** START OF Given data **

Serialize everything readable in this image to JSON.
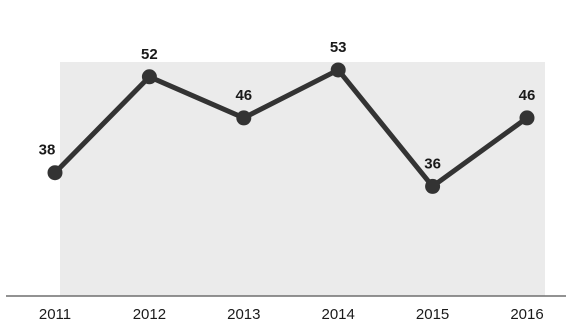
{
  "chart_data": {
    "type": "line",
    "title": "",
    "xlabel": "",
    "ylabel": "",
    "categories": [
      "2011",
      "2012",
      "2013",
      "2014",
      "2015",
      "2016"
    ],
    "series": [
      {
        "values": [
          38,
          52,
          46,
          53,
          36,
          46
        ]
      }
    ],
    "data_labels": [
      "38",
      "52",
      "46",
      "53",
      "36",
      "46"
    ],
    "ylim": [
      20,
      60
    ],
    "grid": true,
    "colors": {
      "line": "#333333",
      "marker": "#333333",
      "area": "#ebebeb",
      "grid": "#cfcfcf",
      "baseline": "#6e6e6e",
      "text": "#1a1a1a"
    }
  }
}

** END OF Given data **

_Problem description_
Repeat the material above verbatim, with no pictures in the output.

_Solution to this exercise_
Serialize everything readable in this image to JSON.
{
  "chart_data": {
    "type": "line",
    "title": "",
    "xlabel": "",
    "ylabel": "",
    "categories": [
      "2011",
      "2012",
      "2013",
      "2014",
      "2015",
      "2016"
    ],
    "series": [
      {
        "values": [
          38,
          52,
          46,
          53,
          36,
          46
        ]
      }
    ],
    "data_labels": [
      "38",
      "52",
      "46",
      "53",
      "36",
      "46"
    ],
    "ylim": [
      20,
      60
    ],
    "grid": true,
    "colors": {
      "line": "#333333",
      "marker": "#333333",
      "area": "#ebebeb",
      "grid": "#cfcfcf",
      "baseline": "#6e6e6e",
      "text": "#1a1a1a"
    }
  }
}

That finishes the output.